╭─ Records shown
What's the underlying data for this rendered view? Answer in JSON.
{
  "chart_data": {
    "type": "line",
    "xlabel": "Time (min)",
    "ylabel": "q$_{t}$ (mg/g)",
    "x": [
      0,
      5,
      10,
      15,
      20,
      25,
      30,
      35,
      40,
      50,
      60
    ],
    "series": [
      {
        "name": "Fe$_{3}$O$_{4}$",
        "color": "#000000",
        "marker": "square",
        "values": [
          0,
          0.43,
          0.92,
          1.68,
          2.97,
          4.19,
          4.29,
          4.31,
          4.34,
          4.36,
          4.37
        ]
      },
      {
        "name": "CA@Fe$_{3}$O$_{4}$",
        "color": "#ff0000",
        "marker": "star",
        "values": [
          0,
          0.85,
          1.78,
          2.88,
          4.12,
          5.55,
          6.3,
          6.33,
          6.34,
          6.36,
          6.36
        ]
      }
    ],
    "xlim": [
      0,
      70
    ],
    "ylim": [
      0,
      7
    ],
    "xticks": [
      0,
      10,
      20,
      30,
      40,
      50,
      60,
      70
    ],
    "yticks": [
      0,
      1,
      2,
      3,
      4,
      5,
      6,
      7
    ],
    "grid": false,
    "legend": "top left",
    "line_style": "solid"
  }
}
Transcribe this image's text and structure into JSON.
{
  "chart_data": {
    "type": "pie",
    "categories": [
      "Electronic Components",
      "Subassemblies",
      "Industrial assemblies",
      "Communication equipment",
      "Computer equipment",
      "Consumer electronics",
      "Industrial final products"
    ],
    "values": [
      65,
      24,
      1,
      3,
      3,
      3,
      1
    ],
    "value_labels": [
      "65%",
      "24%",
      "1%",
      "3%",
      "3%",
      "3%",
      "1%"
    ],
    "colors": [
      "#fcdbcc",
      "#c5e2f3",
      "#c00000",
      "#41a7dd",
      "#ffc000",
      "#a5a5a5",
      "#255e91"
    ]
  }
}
╰─
→ **Your goal**
Locate the word "this" in the records and collect each line it appears in.

→ **Completed task**
What's the underlying data for this rendered view? Answer in JSON.
Transcribe this image's text and structure into JSON.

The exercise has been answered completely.